__Records shown__
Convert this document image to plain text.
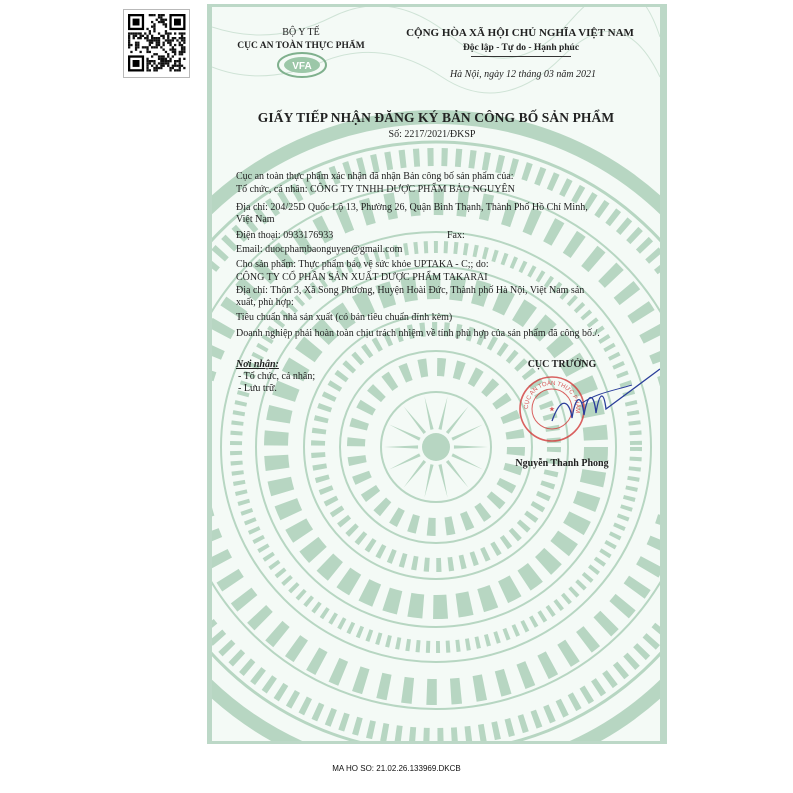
BỘ Y TẾ
CỤC AN TOÀN THỰC PHẨM
VFA
CỘNG HÒA XÃ HỘI CHỦ NGHĨA VIỆT NAM
Độc lập - Tự do - Hạnh phúc
Hà Nội, ngày 12 tháng 03 năm 2021
GIẤY TIẾP NHẬN ĐĂNG KÝ BẢN CÔNG BỐ SẢN PHẨM
Số: 2217/2021/ĐKSP
Cục an toàn thực phẩm xác nhận đã nhận Bản công bố sản phẩm của:
Tổ chức, cá nhân: CÔNG TY TNHH DƯỢC PHẨM BẢO NGUYÊN
Địa chỉ: 204/25D Quốc Lộ 13, Phường 26, Quận Bình Thạnh, Thành Phố Hồ Chí Minh,
Việt Nam
Điện thoại: 0933176933	Fax:
Email: duocphambaonguyen@gmail.com
Cho sản phẩm: Thực phẩm bảo vệ sức khỏe UPTAKA - C;; do:
CÔNG TY CỔ PHẦN SẢN XUẤT DƯỢC PHẨM TAKARAI
Địa chỉ: Thôn 3, Xã Song Phương, Huyện Hoài Đức, Thành phố Hà Nội, Việt Nam sản
xuất, phù hợp:
Tiêu chuẩn nhà sản xuất (có bản tiêu chuẩn đính kèm)
Doanh nghiệp phải hoàn toàn chịu trách nhiệm về tính phù hợp của sản phẩm đã công bố./.
Nơi nhận:
- Tổ chức, cá nhân;
- Lưu trữ.
CỤC TRƯỞNG
CỤC AN TOÀN THỰC PHẨM
★
Nguyễn Thanh Phong
MA HO SO: 21.02.26.133969.DKCB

__Stated goal__
Produce an exact copy of each line of data, skipping embedded images.

__Exercise solution__
Convert this document image to plain text.
BỘ Y TẾ
CỤC AN TOÀN THỰC PHẨM
VFA
CỘNG HÒA XÃ HỘI CHỦ NGHĨA VIỆT NAM
Độc lập - Tự do - Hạnh phúc
Hà Nội, ngày 12 tháng 03 năm 2021
GIẤY TIẾP NHẬN ĐĂNG KÝ BẢN CÔNG BỐ SẢN PHẨM
Số: 2217/2021/ĐKSP
Cục an toàn thực phẩm xác nhận đã nhận Bản công bố sản phẩm của:
Tổ chức, cá nhân: CÔNG TY TNHH DƯỢC PHẨM BẢO NGUYÊN
Địa chỉ: 204/25D Quốc Lộ 13, Phường 26, Quận Bình Thạnh, Thành Phố Hồ Chí Minh,
Việt Nam
Điện thoại: 0933176933	Fax:
Email: duocphambaonguyen@gmail.com
Cho sản phẩm: Thực phẩm bảo vệ sức khỏe UPTAKA - C;; do:
CÔNG TY CỔ PHẦN SẢN XUẤT DƯỢC PHẨM TAKARAI
Địa chỉ: Thôn 3, Xã Song Phương, Huyện Hoài Đức, Thành phố Hà Nội, Việt Nam sản
xuất, phù hợp:
Tiêu chuẩn nhà sản xuất (có bản tiêu chuẩn đính kèm)
Doanh nghiệp phải hoàn toàn chịu trách nhiệm về tính phù hợp của sản phẩm đã công bố./.
Nơi nhận:
- Tổ chức, cá nhân;
- Lưu trữ.
CỤC TRƯỞNG
CỤC AN TOÀN THỰC PHẨM
★
Nguyễn Thanh Phong
MA HO SO: 21.02.26.133969.DKCB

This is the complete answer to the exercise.